(PROBLEM DETAILS)
Read the data and repeat all of it exactly.

(MATERIALS PROVIDED)
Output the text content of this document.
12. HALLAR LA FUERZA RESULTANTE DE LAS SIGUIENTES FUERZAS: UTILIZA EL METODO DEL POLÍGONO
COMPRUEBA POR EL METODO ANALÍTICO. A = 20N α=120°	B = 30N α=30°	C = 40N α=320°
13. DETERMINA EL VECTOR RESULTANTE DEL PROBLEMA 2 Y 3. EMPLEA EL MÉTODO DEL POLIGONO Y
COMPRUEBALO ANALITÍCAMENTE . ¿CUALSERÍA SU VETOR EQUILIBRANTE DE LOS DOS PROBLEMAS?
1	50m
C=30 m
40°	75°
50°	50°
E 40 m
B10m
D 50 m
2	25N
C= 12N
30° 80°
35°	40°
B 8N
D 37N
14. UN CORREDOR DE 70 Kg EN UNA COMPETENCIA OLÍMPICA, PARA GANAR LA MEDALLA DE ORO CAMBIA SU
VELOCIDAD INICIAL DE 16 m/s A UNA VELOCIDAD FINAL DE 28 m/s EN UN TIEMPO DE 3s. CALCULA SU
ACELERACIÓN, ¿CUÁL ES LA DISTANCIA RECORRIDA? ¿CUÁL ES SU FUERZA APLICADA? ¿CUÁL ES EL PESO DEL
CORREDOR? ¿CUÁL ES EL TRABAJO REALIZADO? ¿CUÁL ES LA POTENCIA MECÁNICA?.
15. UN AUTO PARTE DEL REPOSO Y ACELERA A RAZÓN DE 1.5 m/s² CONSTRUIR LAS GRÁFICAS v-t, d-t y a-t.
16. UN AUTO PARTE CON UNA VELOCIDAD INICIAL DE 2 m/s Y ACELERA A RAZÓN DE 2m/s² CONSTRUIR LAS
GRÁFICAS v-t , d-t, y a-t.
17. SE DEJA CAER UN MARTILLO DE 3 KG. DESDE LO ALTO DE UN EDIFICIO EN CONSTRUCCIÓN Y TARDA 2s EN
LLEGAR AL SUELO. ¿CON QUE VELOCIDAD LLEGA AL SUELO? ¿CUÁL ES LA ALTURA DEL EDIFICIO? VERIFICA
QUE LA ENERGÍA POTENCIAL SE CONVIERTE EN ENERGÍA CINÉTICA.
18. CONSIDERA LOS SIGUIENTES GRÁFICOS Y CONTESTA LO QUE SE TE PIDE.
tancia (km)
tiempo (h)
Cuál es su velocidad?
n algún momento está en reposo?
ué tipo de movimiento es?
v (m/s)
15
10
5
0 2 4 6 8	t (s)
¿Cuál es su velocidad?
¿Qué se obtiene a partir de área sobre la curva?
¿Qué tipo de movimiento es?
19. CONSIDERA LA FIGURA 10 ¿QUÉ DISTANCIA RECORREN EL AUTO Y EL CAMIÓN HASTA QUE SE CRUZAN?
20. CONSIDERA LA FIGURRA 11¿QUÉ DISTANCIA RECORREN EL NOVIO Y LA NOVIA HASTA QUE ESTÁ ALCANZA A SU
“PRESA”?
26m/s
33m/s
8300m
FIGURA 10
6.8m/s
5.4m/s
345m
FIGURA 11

(ANSWER TO THIS PROBLEM)
Output the text content of this document.
12. HALLAR LA FUERZA RESULTANTE DE LAS SIGUIENTES FUERZAS: UTILIZA EL METODO DEL POLÍGONO
COMPRUEBA POR EL METODO ANALÍTICO. A = 20N α=120°	B = 30N α=30°	C = 40N α=320°
13. DETERMINA EL VECTOR RESULTANTE DEL PROBLEMA 2 Y 3. EMPLEA EL MÉTODO DEL POLIGONO Y
COMPRUEBALO ANALITÍCAMENTE . ¿CUALSERÍA SU VETOR EQUILIBRANTE DE LOS DOS PROBLEMAS?
1	50m
C=30 m
40°	75°
50°	50°
E 40 m
B10m
D 50 m
2	25N
C= 12N
30° 80°
35°	40°
B 8N
D 37N
14. UN CORREDOR DE 70 Kg EN UNA COMPETENCIA OLÍMPICA, PARA GANAR LA MEDALLA DE ORO CAMBIA SU
VELOCIDAD INICIAL DE 16 m/s A UNA VELOCIDAD FINAL DE 28 m/s EN UN TIEMPO DE 3s. CALCULA SU
ACELERACIÓN, ¿CUÁL ES LA DISTANCIA RECORRIDA? ¿CUÁL ES SU FUERZA APLICADA? ¿CUÁL ES EL PESO DEL
CORREDOR? ¿CUÁL ES EL TRABAJO REALIZADO? ¿CUÁL ES LA POTENCIA MECÁNICA?.
15. UN AUTO PARTE DEL REPOSO Y ACELERA A RAZÓN DE 1.5 m/s² CONSTRUIR LAS GRÁFICAS v-t, d-t y a-t.
16. UN AUTO PARTE CON UNA VELOCIDAD INICIAL DE 2 m/s Y ACELERA A RAZÓN DE 2m/s² CONSTRUIR LAS
GRÁFICAS v-t , d-t, y a-t.
17. SE DEJA CAER UN MARTILLO DE 3 KG. DESDE LO ALTO DE UN EDIFICIO EN CONSTRUCCIÓN Y TARDA 2s EN
LLEGAR AL SUELO. ¿CON QUE VELOCIDAD LLEGA AL SUELO? ¿CUÁL ES LA ALTURA DEL EDIFICIO? VERIFICA
QUE LA ENERGÍA POTENCIAL SE CONVIERTE EN ENERGÍA CINÉTICA.
18. CONSIDERA LOS SIGUIENTES GRÁFICOS Y CONTESTA LO QUE SE TE PIDE.
tancia (km)
tiempo (h)
Cuál es su velocidad?
n algún momento está en reposo?
ué tipo de movimiento es?
v (m/s)
15
10
5
0 2 4 6 8	t (s)
¿Cuál es su velocidad?
¿Qué se obtiene a partir de área sobre la curva?
¿Qué tipo de movimiento es?
19. CONSIDERA LA FIGURA 10 ¿QUÉ DISTANCIA RECORREN EL AUTO Y EL CAMIÓN HASTA QUE SE CRUZAN?
20. CONSIDERA LA FIGURRA 11¿QUÉ DISTANCIA RECORREN EL NOVIO Y LA NOVIA HASTA QUE ESTÁ ALCANZA A SU
“PRESA”?
26m/s
33m/s
8300m
FIGURA 10
6.8m/s
5.4m/s
345m
FIGURA 11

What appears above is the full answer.